Output the entries word for word. Omit images.

___ INFORMATION GIVEN

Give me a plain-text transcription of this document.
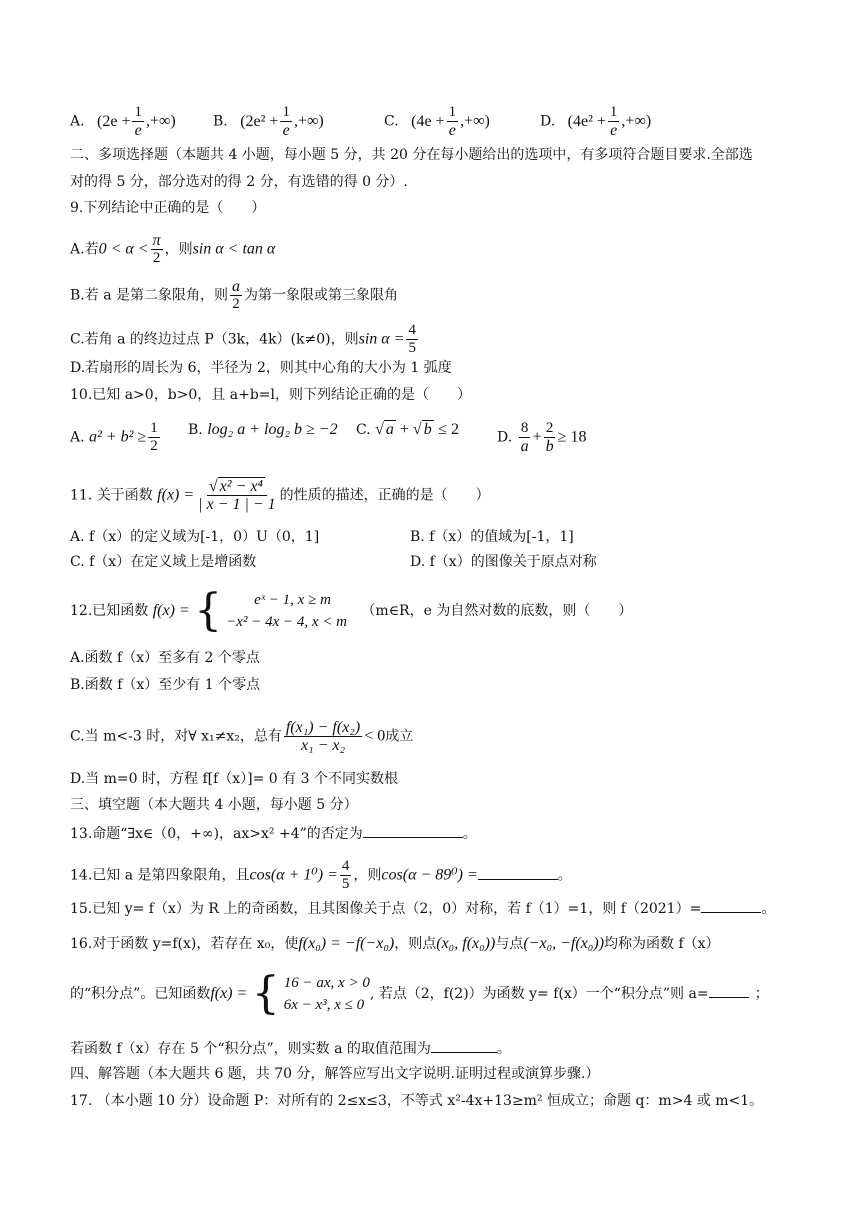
A. ($2e + \frac{1}{e}$ ,+∞)	B. ($2e^2 + \frac{1}{e}$ ,+∞)	C. ($4e + \frac{1}{e}$ ,+∞)	D. ($4e^2 + \frac{1}{e}$ ,+∞)
二、多项选择题（本题共 4 小题，每小题 5 分，共 20 分在每小题给出的选项中，有多项符合题目要求.全部选
对的得 5 分，部分选对的得 2 分，有选错的得 0 分）.
9.下列结论中正确的是（　　）
A.若$0 < \alpha < \frac{\pi}{2}$ ，则sin α < tan α
B.若 a 是第二象限角，则 $\frac{a}{2}$ 为第一象限或第三象限角
C.若角 a 的终边过点 P（3k，4k）(k≠0)，则$\sin \alpha = \frac{4}{5}$
D.若扇形的周长为 6，半径为 2，则其中心角的大小为 1 弧度
10.已知 a>0，b>0，且 a+b=l，则下列结论正确的是（　　）
A. $a^2 + b^2 \ge \frac{1}{2} B$. log₂ a + log₂ b ≥ −2 C. √ a + √ b ≤ 2	D. $\frac{8}{a} + \frac{2}{b} \ge 18$
11. 关于函数 $f(x) = \frac{\text{√ x² − x⁴}}{| x - 1 | - 1}$ 的性质的描述，正确的是（　　）
A. f（x）的定义域为[-1，0）U（0，1]	B. f（x）的值域为[-1，1]
C. f（x）在定义域上是增函数	D. f（x）的图像关于原点对称
12.已知函数 f(x) = {	eˣ − 1, x ≥ m
−x² − 4x − 4, x < m
（m∈R，e 为自然对数的底数，则（　　）
A.函数 f（x）至多有 2 个零点
B.函数 f（x）至少有 1 个零点
C.当 m<-3 时，对∀ x₁≠x₂，总有 $\frac{\text{f(x₁) − f(x₂)}}{\text{x₁ − x₂}} < 0$成立
D.当 m=0 时，方程 f[f（x）]= 0 有 3 个不同实数根
三、填空题（本大题共 4 小题，每小题 5 分）
13.命题“∃x∈（0，+∞)，ax>x² +4”的否定为	。
14.已知 a 是第四象限角，且$\cos(\alpha + 1^0) = \frac{4}{5}$ ，则cos(α − 89⁰) =	。
15.已知 y= f（x）为 R 上的奇函数，且其图像关于点（2，0）对称，若 f（1）=1，则 f（2021）=	。
16.对于函数 y=f(x)，若存在 x₀，使f(x₀) = −f(−x₀)，则点(x₀, f(x₀))与点(−x₀, −f(x₀))均称为函数 f（x）
的“积分点”。已知函数f(x) = { 16 − ax, x > 0
6x − x³, x ≤ 0
, 若点（2，f(2)）为函数 y= f(x）一个“积分点”则 a=	；
若函数 f（x）存在 5 个“积分点”，则实数 a 的取值范围为	。
四、解答题（本大题共 6 题，共 70 分，解答应写出文字说明.证明过程或演算步骤.）
17. （本小题 10 分）设命题 P：对所有的 2≤x≤3，不等式 x²-4x+13≥m² 恒成立；命题 q：m>4 或 m<1。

______

OUTPUT -
Give me a plain-text transcription of this document.
A. ($2e + \frac{1}{e}$ ,+∞)	B. ($2e^2 + \frac{1}{e}$ ,+∞)	C. ($4e + \frac{1}{e}$ ,+∞)	D. ($4e^2 + \frac{1}{e}$ ,+∞)
二、多项选择题（本题共 4 小题，每小题 5 分，共 20 分在每小题给出的选项中，有多项符合题目要求.全部选
对的得 5 分，部分选对的得 2 分，有选错的得 0 分）.
9.下列结论中正确的是（　　）
A.若$0 < \alpha < \frac{\pi}{2}$ ，则sin α < tan α
B.若 a 是第二象限角，则 $\frac{a}{2}$ 为第一象限或第三象限角
C.若角 a 的终边过点 P（3k，4k）(k≠0)，则$\sin \alpha = \frac{4}{5}$
D.若扇形的周长为 6，半径为 2，则其中心角的大小为 1 弧度
10.已知 a>0，b>0，且 a+b=l，则下列结论正确的是（　　）
A. $a^2 + b^2 \ge \frac{1}{2} B$. log₂ a + log₂ b ≥ −2 C. √ a + √ b ≤ 2	D. $\frac{8}{a} + \frac{2}{b} \ge 18$
11. 关于函数 $f(x) = \frac{\text{√ x² − x⁴}}{| x - 1 | - 1}$ 的性质的描述，正确的是（　　）
A. f（x）的定义域为[-1，0）U（0，1]	B. f（x）的值域为[-1，1]
C. f（x）在定义域上是增函数	D. f（x）的图像关于原点对称
12.已知函数 f(x) = {	eˣ − 1, x ≥ m
−x² − 4x − 4, x < m
（m∈R，e 为自然对数的底数，则（　　）
A.函数 f（x）至多有 2 个零点
B.函数 f（x）至少有 1 个零点
C.当 m<-3 时，对∀ x₁≠x₂，总有 $\frac{\text{f(x₁) − f(x₂)}}{\text{x₁ − x₂}} < 0$成立
D.当 m=0 时，方程 f[f（x）]= 0 有 3 个不同实数根
三、填空题（本大题共 4 小题，每小题 5 分）
13.命题“∃x∈（0，+∞)，ax>x² +4”的否定为	。
14.已知 a 是第四象限角，且$\cos(\alpha + 1^0) = \frac{4}{5}$ ，则cos(α − 89⁰) =	。
15.已知 y= f（x）为 R 上的奇函数，且其图像关于点（2，0）对称，若 f（1）=1，则 f（2021）=	。
16.对于函数 y=f(x)，若存在 x₀，使f(x₀) = −f(−x₀)，则点(x₀, f(x₀))与点(−x₀, −f(x₀))均称为函数 f（x）
的“积分点”。已知函数f(x) = { 16 − ax, x > 0
6x − x³, x ≤ 0
, 若点（2，f(2)）为函数 y= f(x）一个“积分点”则 a=	；
若函数 f（x）存在 5 个“积分点”，则实数 a 的取值范围为	。
四、解答题（本大题共 6 题，共 70 分，解答应写出文字说明.证明过程或演算步骤.）
17. （本小题 10 分）设命题 P：对所有的 2≤x≤3，不等式 x²-4x+13≥m² 恒成立；命题 q：m>4 或 m<1。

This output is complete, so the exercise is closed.